Dataset excerpt:
+++

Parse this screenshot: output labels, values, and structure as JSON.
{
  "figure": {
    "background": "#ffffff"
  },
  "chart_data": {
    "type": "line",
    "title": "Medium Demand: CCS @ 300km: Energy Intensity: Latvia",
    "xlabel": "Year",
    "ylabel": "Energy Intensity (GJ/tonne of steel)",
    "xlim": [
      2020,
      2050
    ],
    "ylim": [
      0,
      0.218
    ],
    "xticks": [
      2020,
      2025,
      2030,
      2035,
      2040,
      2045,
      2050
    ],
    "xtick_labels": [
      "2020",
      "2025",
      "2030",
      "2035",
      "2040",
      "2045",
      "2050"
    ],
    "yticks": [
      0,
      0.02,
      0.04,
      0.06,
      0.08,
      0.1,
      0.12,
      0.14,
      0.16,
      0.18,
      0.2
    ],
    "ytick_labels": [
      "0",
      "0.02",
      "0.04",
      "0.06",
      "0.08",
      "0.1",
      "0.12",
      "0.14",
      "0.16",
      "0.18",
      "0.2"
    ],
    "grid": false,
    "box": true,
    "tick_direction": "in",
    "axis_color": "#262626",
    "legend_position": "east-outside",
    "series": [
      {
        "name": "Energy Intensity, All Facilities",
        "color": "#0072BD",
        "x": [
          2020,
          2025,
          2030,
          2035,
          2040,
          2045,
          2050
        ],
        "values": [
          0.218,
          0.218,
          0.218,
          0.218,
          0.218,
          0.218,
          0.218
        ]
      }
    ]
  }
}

+++

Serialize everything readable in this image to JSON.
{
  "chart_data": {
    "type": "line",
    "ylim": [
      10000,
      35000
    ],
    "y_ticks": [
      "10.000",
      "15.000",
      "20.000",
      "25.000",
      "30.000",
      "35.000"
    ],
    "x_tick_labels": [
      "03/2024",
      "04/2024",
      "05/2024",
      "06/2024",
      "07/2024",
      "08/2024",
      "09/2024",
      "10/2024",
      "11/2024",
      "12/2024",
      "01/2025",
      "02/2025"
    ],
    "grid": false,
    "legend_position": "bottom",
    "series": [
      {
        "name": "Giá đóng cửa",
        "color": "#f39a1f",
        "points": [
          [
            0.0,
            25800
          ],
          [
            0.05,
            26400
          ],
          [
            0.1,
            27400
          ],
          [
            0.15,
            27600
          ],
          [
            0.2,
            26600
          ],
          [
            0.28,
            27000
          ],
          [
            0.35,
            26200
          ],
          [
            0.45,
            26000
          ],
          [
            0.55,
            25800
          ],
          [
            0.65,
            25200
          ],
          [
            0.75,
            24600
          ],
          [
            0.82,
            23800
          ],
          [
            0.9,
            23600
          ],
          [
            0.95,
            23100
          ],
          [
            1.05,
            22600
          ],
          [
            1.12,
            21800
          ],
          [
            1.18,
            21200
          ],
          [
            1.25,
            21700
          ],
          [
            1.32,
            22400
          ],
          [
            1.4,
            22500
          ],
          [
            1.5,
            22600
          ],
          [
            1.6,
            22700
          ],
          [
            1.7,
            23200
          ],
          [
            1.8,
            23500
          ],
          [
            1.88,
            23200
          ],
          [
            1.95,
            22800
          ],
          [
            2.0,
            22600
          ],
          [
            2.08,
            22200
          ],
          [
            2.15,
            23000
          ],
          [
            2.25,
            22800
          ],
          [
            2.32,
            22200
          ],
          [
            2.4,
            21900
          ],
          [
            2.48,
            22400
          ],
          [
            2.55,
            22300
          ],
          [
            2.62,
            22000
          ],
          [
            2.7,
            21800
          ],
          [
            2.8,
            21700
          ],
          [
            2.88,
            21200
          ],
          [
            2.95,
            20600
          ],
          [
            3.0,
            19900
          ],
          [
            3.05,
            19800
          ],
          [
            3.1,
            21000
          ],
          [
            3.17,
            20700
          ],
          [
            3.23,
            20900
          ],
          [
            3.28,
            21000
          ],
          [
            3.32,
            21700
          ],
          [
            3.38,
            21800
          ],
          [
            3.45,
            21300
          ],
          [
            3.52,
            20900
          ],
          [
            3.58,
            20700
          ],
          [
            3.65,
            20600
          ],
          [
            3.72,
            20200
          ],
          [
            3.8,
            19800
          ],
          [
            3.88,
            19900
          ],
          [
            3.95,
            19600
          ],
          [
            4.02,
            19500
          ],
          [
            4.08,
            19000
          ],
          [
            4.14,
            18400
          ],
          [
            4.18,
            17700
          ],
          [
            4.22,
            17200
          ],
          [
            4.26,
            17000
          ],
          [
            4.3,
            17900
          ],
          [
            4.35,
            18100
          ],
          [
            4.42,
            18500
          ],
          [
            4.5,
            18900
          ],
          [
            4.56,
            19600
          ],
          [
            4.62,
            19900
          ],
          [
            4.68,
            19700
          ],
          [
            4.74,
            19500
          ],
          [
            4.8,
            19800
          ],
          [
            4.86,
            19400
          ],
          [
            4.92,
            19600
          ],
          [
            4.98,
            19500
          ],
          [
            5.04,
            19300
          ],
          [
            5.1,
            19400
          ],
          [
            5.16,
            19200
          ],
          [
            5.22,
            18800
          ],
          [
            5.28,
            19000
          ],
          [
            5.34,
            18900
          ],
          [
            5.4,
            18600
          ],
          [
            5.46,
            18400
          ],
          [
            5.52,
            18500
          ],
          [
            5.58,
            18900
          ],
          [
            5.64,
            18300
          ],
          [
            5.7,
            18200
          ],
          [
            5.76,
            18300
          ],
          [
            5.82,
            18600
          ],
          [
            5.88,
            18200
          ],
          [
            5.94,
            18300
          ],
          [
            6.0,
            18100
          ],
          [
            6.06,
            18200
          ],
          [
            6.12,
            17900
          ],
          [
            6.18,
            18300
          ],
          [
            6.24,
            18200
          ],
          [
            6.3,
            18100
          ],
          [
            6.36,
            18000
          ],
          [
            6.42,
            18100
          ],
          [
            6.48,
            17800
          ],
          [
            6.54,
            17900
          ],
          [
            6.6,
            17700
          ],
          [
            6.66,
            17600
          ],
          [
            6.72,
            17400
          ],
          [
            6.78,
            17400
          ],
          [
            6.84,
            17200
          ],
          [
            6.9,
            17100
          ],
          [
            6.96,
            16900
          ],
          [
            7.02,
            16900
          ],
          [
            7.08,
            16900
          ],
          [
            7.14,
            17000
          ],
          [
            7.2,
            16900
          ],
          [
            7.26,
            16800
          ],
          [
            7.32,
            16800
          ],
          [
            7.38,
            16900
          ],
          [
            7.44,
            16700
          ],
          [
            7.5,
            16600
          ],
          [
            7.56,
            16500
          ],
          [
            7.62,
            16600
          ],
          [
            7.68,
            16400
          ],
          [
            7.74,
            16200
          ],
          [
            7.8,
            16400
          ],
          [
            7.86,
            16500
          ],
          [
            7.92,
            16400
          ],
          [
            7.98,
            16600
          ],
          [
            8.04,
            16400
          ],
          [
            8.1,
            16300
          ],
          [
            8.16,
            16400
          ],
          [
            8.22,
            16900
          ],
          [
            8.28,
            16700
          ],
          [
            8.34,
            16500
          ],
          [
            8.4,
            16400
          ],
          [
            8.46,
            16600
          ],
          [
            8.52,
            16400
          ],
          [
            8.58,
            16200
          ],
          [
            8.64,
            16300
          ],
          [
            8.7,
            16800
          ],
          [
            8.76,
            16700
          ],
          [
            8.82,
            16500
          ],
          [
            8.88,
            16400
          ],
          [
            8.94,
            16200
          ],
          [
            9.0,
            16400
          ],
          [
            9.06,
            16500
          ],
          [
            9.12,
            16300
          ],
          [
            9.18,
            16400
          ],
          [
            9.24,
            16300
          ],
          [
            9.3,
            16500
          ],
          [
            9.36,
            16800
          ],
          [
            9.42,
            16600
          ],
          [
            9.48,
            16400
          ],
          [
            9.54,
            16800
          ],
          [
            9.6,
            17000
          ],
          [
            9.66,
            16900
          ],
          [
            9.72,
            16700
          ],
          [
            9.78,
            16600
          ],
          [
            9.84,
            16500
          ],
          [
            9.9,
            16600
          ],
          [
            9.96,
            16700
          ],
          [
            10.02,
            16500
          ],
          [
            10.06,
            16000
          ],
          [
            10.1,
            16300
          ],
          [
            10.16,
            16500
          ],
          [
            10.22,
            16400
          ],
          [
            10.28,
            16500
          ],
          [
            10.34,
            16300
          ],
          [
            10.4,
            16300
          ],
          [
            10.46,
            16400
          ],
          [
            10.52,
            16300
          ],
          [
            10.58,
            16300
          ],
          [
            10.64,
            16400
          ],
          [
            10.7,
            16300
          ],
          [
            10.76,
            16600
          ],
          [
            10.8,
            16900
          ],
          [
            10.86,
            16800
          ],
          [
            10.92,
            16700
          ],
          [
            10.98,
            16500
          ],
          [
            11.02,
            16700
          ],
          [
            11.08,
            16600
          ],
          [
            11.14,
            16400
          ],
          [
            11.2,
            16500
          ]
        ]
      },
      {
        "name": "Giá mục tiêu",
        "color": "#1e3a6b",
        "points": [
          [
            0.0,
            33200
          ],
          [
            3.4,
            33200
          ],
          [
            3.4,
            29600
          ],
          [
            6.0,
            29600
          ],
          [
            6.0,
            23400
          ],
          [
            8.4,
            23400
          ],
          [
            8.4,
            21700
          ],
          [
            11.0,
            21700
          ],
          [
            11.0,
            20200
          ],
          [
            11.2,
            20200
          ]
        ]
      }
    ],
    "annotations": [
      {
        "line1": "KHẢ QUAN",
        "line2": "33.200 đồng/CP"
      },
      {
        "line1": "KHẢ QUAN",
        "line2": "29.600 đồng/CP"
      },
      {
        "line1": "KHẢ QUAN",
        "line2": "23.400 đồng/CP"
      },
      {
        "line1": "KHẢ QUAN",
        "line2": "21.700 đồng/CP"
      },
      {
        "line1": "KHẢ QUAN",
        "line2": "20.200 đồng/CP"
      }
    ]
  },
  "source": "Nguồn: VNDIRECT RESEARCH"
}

+++

* _WRITTEN EXERCISE_: Report how many lines in the entries hold the string "values". Nothing but the number is wanted.

* _EXERCISE SOLUTION_: 2